What the task requires – Reproduce each line from the records that holds "text".

===== Input rows

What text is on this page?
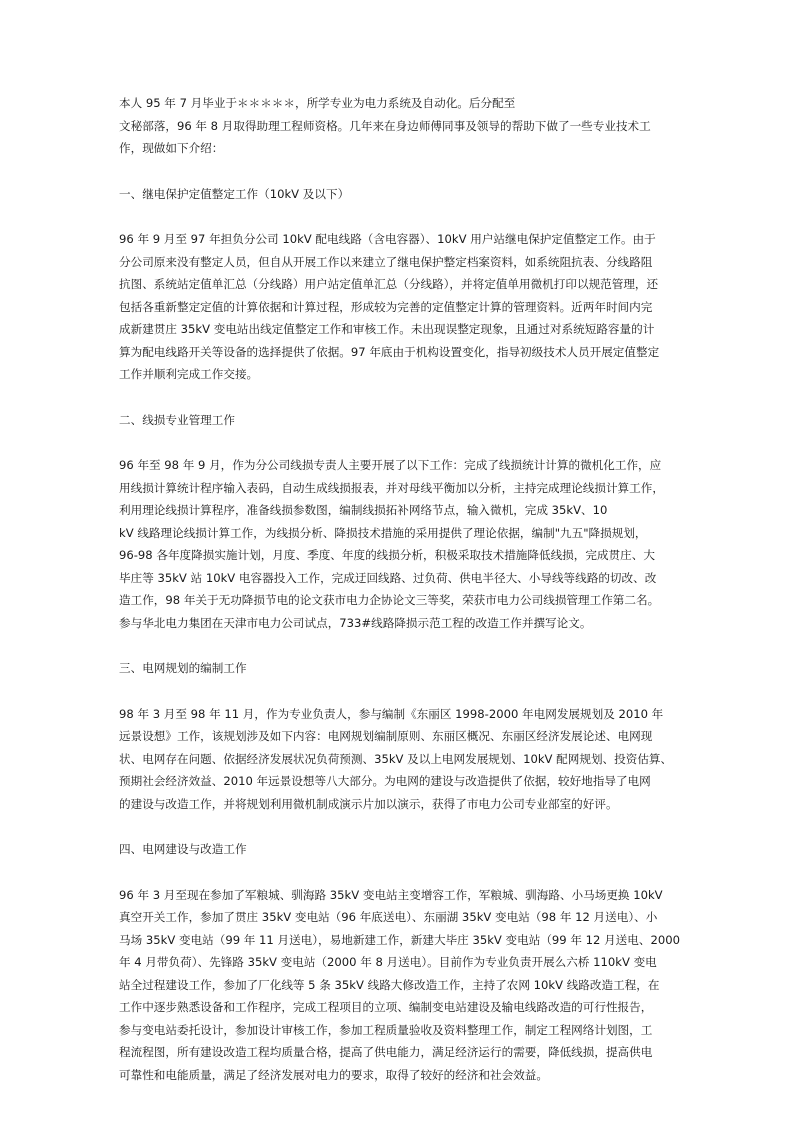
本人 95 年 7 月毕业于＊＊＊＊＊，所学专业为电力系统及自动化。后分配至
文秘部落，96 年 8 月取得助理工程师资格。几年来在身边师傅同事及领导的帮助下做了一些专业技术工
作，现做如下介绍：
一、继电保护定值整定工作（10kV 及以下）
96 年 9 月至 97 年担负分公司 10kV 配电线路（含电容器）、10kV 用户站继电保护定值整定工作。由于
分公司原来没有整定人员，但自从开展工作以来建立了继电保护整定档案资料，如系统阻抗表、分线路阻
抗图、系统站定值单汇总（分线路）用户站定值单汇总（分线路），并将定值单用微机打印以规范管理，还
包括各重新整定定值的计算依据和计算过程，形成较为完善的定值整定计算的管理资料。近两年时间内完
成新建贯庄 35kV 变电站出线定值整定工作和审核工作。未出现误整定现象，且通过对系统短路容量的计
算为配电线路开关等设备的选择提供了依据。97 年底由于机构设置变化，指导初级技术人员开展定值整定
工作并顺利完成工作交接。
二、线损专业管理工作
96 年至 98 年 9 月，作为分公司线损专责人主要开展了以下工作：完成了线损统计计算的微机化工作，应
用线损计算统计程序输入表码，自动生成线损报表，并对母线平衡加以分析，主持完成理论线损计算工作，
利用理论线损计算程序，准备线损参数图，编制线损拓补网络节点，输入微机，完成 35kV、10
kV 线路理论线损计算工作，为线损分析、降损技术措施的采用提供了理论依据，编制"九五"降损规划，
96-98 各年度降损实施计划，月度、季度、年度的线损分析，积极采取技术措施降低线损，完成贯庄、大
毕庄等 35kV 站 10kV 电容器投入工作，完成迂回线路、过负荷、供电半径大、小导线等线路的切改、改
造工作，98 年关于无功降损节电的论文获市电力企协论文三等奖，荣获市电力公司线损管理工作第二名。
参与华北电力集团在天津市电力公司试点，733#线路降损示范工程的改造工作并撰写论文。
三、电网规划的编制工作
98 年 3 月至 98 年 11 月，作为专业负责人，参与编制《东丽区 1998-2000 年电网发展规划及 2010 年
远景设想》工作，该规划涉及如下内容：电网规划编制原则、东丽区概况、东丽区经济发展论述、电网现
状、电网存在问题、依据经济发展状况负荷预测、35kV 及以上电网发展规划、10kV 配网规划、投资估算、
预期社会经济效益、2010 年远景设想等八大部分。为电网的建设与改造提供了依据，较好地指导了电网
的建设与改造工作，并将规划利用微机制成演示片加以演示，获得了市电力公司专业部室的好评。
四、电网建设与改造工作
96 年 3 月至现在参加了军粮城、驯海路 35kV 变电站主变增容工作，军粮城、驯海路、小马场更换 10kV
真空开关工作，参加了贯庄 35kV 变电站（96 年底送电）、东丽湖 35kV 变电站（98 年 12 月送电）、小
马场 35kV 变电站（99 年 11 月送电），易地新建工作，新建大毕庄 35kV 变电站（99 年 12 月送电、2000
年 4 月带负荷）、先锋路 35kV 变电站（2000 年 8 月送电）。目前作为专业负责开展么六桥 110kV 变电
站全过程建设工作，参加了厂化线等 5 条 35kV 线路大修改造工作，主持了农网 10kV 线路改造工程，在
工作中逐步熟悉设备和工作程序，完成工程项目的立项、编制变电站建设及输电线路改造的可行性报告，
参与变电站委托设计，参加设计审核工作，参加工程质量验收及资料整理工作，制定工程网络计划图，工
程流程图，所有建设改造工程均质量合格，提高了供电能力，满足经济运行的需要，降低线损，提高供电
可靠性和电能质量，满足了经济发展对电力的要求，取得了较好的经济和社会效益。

==========
===== Input rows

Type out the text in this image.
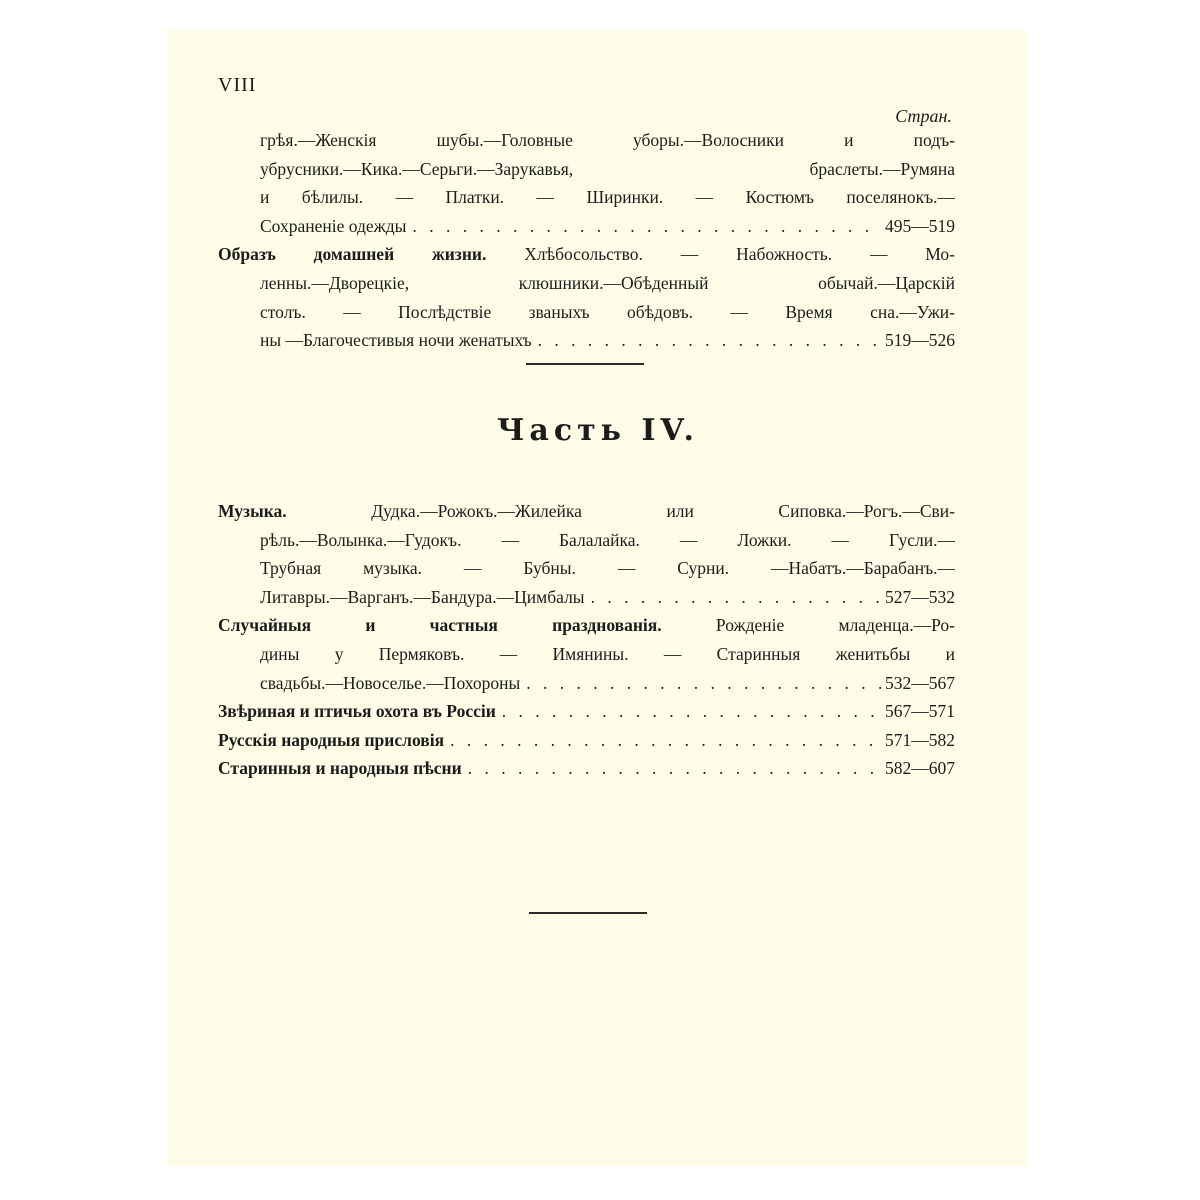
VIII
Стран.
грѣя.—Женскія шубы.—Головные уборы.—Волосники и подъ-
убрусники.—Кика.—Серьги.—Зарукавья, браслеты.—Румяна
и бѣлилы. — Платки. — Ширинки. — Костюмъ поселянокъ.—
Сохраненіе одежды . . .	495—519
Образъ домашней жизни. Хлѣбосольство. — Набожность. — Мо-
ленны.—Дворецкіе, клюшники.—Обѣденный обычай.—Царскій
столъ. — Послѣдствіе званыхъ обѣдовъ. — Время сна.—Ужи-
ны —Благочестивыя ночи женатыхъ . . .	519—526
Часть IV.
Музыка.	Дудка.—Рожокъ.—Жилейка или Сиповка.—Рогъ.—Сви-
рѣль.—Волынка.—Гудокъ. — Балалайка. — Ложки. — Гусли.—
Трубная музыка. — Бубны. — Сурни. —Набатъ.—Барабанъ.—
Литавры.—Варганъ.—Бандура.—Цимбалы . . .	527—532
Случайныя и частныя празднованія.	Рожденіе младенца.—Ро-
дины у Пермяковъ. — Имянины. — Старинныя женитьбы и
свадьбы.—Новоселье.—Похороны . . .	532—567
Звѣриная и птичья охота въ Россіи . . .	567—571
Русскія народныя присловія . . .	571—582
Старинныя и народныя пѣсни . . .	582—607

==========

Answer –
What text is on this page?
Type out the text in this image.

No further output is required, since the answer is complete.